> Aim
Which lines contain the string "title"? Please list every one of them.

> Data supplied
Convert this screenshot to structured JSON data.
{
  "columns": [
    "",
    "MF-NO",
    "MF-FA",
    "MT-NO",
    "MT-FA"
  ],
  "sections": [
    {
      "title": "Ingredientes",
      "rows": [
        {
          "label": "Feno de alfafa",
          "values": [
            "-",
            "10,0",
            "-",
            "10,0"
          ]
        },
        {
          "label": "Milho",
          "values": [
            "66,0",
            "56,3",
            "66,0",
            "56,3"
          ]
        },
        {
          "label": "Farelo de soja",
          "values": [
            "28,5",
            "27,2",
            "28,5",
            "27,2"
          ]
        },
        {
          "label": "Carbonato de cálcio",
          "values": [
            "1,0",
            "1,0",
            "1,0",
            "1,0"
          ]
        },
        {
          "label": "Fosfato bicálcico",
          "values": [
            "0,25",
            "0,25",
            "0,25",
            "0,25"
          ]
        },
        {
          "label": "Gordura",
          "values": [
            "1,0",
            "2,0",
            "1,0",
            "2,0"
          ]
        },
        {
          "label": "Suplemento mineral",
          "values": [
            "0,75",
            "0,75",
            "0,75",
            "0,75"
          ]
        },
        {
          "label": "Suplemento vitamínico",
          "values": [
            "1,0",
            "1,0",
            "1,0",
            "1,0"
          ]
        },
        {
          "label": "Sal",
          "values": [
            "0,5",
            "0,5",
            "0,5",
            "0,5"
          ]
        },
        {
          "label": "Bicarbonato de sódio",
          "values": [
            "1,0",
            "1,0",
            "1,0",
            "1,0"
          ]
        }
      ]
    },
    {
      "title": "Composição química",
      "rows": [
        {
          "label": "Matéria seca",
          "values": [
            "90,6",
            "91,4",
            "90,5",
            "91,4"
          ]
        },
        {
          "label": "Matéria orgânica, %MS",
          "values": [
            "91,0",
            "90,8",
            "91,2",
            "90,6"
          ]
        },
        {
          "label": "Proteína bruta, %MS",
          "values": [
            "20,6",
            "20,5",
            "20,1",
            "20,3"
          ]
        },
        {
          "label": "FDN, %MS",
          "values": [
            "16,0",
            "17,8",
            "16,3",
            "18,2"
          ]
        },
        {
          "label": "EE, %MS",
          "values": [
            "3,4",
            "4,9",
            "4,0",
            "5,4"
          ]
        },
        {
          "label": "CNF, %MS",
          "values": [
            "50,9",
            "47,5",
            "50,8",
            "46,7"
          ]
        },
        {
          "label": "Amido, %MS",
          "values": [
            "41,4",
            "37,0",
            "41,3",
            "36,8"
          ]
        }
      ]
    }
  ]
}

> Complete output
      "title": "Ingredientes",
      "title": "Composição química",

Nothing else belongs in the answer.